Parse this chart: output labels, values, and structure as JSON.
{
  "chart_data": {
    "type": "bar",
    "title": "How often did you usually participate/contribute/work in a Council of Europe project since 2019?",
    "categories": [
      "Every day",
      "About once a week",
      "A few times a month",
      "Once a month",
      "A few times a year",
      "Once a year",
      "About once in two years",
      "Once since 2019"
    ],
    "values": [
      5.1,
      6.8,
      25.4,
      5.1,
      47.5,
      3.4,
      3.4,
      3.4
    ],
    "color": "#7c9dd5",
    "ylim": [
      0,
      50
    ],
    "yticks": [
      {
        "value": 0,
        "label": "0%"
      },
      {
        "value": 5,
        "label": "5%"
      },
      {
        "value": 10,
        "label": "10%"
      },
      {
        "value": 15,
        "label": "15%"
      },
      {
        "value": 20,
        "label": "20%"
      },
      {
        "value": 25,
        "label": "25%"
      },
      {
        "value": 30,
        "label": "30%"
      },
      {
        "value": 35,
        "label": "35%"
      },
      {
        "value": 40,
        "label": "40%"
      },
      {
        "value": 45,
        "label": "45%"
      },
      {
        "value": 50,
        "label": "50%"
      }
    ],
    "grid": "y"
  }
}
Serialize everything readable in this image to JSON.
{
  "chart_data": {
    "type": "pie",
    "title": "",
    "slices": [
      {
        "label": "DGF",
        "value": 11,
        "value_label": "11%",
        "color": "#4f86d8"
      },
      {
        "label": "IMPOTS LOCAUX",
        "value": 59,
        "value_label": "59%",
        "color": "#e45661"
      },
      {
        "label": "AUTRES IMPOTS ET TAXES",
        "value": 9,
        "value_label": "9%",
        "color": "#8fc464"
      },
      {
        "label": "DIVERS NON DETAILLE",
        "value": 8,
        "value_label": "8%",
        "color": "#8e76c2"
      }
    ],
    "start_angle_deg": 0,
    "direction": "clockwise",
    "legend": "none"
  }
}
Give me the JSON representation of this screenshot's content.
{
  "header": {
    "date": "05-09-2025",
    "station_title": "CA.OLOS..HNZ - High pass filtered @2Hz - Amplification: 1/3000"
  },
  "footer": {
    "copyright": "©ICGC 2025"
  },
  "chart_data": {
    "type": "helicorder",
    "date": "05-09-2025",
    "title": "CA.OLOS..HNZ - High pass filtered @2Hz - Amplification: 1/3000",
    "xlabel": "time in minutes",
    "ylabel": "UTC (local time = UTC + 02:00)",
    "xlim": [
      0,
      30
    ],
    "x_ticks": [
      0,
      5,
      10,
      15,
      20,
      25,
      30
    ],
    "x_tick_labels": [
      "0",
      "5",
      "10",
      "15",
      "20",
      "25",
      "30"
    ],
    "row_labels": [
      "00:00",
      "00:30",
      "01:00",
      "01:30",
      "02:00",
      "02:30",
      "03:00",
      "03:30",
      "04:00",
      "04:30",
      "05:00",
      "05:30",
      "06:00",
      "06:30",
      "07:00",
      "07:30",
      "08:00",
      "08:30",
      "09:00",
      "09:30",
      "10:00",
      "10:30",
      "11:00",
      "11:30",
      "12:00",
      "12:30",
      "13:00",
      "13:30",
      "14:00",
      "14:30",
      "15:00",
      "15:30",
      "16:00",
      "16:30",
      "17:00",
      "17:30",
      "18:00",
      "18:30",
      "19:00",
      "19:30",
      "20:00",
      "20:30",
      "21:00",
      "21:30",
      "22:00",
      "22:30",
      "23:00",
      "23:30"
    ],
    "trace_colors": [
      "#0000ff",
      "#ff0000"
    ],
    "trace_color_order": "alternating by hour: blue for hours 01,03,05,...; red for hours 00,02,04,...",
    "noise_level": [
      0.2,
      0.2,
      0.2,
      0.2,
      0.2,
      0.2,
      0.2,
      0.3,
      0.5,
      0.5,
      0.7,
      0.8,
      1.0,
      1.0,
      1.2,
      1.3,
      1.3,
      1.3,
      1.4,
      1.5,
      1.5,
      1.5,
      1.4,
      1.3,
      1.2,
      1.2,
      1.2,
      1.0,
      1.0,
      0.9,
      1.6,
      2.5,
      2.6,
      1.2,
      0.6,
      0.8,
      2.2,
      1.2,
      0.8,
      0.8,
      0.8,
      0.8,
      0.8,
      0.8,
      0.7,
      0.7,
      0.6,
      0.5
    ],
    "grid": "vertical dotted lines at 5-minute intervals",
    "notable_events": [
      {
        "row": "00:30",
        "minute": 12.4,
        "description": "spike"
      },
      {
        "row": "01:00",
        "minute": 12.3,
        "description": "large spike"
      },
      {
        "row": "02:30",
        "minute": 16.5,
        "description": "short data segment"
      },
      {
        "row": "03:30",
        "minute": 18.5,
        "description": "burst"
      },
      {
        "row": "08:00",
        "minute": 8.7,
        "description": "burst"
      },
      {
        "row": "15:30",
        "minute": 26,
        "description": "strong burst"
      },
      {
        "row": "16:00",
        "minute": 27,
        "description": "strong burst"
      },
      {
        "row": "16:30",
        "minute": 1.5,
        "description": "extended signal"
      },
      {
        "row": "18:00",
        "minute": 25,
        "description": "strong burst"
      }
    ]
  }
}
◇ ◇ ◇ ◇ ◇ ◇ ◇
Using the listing above, locate the lines that hold "JSON" and copy each one.

Parse this chart: output labels, values, and structure as JSON.
Serialize everything readable in this image to JSON.
Give me the JSON representation of this screenshot's content.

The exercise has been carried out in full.